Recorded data
++++++++

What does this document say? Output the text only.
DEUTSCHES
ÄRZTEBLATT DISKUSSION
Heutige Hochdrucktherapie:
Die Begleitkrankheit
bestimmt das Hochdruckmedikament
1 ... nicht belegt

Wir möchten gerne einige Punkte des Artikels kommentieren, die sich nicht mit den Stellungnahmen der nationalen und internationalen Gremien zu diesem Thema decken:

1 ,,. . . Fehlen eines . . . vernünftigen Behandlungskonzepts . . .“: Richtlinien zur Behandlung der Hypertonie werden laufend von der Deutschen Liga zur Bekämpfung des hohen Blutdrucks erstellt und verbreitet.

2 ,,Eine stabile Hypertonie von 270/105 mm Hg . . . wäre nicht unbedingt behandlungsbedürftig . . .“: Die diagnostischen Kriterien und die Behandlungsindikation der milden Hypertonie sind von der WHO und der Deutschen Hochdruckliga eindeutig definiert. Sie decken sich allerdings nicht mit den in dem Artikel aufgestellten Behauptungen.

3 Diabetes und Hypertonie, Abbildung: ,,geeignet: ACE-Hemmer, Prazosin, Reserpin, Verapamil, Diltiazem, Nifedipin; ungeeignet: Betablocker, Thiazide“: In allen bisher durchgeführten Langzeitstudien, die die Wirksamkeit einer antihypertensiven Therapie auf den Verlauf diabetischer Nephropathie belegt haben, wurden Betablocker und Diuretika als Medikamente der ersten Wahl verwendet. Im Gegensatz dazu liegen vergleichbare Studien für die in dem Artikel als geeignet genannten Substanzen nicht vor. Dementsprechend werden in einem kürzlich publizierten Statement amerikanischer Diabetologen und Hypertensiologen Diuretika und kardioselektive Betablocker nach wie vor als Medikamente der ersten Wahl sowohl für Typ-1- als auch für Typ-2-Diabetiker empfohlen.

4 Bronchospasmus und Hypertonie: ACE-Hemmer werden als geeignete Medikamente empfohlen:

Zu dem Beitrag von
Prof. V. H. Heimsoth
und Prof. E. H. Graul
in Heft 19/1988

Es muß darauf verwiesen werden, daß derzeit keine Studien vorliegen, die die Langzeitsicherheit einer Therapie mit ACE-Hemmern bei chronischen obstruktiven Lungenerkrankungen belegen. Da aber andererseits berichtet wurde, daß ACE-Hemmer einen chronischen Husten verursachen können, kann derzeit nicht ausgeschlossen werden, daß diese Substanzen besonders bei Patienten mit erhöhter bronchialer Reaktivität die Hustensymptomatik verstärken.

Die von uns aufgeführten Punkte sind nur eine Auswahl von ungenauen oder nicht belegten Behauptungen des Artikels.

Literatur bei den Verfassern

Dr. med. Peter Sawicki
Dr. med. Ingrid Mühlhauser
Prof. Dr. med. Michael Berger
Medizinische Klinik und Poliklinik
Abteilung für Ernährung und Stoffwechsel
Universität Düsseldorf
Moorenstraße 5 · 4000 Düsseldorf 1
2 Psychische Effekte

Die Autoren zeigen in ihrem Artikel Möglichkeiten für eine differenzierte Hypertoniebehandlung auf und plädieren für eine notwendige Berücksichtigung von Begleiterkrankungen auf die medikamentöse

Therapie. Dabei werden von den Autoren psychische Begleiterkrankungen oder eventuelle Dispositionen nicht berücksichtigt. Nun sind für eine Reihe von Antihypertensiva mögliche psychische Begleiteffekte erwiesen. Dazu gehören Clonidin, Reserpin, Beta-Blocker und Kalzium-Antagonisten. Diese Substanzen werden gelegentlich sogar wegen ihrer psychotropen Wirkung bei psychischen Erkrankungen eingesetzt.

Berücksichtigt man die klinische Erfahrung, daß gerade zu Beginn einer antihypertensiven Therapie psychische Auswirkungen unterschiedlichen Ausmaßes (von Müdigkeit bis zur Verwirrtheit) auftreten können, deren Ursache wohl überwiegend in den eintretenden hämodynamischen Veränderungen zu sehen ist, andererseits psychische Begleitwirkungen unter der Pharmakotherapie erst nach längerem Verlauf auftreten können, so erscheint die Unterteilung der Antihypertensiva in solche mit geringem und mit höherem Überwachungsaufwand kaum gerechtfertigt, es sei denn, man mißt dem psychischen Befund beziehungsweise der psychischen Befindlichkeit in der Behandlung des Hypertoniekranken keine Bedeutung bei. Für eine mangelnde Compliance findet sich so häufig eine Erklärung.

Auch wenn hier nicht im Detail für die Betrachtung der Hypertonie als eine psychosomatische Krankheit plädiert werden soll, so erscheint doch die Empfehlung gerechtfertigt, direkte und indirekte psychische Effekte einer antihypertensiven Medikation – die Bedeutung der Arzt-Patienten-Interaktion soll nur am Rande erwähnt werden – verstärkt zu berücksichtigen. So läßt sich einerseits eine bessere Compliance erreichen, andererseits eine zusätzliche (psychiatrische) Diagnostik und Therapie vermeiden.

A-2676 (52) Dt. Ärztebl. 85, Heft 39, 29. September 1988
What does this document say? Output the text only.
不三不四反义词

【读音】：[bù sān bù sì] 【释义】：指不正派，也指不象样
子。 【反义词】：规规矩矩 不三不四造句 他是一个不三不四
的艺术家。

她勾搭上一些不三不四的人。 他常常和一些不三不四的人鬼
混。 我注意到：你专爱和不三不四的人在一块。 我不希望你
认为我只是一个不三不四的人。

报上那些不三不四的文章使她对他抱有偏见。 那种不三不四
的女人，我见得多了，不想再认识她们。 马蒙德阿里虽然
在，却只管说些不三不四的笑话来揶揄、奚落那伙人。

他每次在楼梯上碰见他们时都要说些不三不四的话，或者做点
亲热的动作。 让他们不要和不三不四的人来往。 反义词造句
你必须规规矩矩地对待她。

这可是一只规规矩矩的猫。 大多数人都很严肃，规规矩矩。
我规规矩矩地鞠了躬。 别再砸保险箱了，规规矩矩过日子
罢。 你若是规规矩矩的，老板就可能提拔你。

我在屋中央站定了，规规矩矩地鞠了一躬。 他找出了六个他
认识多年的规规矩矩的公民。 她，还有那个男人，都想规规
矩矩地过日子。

++++++++

*Work to be completed*: In the entries above, find every line with the word "können" and list it.

*Reply to the exercise*:
Es muß darauf verwiesen werden, daß derzeit keine Studien vorliegen, die die Langzeitsicherheit einer Therapie mit ACE-Hemmern bei chronischen obstruktiven Lungenerkrankungen belegen. Da aber andererseits berichtet wurde, daß ACE-Hemmer einen chronischen Husten verursachen können, kann derzeit nicht ausgeschlossen werden, daß diese Substanzen besonders bei Patienten mit erhöhter bronchialer Reaktivität die Hustensymptomatik verstärken.
Berücksichtigt man die klinische Erfahrung, daß gerade zu Beginn einer antihypertensiven Therapie psychische Auswirkungen unterschiedlichen Ausmaßes (von Müdigkeit bis zur Verwirrtheit) auftreten können, deren Ursache wohl überwiegend in den eintretenden hämodynamischen Veränderungen zu sehen ist, andererseits psychische Begleitwirkungen unter der Pharmakotherapie erst nach längerem Verlauf auftreten können, so erscheint die Unterteilung der Antihypertensiva in solche mit geringem und mit höherem Überwachungsaufwand kaum gerechtfertigt, es sei denn, man mißt dem psychischen Befund beziehungsweise der psychischen Befindlichkeit in der Behandlung des Hypertoniekranken keine Bedeutung bei. Für eine mangelnde Compliance findet sich so häufig eine Erklärung.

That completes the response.